━━━━━ Provided data ━━━━━

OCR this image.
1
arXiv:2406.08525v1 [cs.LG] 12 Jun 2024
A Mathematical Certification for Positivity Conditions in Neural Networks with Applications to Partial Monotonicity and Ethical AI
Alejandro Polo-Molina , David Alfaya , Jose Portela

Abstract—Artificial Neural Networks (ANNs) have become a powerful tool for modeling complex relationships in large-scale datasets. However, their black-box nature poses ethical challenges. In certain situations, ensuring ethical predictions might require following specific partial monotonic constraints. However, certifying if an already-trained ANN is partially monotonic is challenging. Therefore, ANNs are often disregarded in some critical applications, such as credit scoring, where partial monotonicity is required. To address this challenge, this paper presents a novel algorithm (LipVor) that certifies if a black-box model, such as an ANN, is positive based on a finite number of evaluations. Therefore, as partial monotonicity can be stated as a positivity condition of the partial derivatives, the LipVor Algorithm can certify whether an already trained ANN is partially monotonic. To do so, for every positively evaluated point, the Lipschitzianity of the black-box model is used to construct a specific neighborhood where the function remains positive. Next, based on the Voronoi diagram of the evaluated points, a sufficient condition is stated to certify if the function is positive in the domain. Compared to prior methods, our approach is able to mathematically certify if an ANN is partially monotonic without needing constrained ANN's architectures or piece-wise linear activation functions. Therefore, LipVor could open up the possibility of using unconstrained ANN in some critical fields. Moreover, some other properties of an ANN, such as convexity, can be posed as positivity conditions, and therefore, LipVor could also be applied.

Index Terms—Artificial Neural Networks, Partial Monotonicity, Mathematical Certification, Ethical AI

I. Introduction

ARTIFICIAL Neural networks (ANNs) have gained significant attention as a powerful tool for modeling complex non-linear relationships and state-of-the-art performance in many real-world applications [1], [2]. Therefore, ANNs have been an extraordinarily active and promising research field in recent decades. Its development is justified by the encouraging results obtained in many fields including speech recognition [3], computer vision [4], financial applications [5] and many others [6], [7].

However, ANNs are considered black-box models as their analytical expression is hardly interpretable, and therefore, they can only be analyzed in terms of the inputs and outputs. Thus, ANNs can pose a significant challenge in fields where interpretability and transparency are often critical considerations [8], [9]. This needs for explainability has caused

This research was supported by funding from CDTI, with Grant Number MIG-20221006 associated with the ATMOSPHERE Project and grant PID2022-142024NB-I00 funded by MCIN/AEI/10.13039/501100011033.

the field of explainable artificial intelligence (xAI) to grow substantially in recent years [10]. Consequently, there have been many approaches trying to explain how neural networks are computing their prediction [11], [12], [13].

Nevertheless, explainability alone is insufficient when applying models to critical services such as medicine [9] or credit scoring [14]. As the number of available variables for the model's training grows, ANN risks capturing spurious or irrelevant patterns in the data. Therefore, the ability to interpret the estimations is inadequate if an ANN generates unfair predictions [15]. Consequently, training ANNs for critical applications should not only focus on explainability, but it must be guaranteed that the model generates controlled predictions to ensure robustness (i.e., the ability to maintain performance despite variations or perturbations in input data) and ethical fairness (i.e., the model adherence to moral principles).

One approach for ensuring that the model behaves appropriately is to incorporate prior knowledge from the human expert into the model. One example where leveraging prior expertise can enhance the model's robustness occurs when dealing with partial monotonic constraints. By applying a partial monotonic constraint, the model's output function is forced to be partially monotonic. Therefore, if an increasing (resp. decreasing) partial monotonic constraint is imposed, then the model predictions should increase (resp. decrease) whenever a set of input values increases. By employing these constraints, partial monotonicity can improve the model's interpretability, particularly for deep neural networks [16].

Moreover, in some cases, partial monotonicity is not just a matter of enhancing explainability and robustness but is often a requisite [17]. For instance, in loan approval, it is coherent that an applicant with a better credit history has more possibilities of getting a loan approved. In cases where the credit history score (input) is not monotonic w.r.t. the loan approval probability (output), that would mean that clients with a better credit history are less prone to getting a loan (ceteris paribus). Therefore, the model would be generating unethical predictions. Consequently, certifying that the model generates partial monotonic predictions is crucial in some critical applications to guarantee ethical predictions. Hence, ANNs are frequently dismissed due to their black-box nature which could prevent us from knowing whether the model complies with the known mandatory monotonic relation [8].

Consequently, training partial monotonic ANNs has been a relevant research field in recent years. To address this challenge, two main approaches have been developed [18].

━━━━━

■ Direction ■
Count the lines in which the string "approaches" appears, then report only that figure.

■ Output ■
2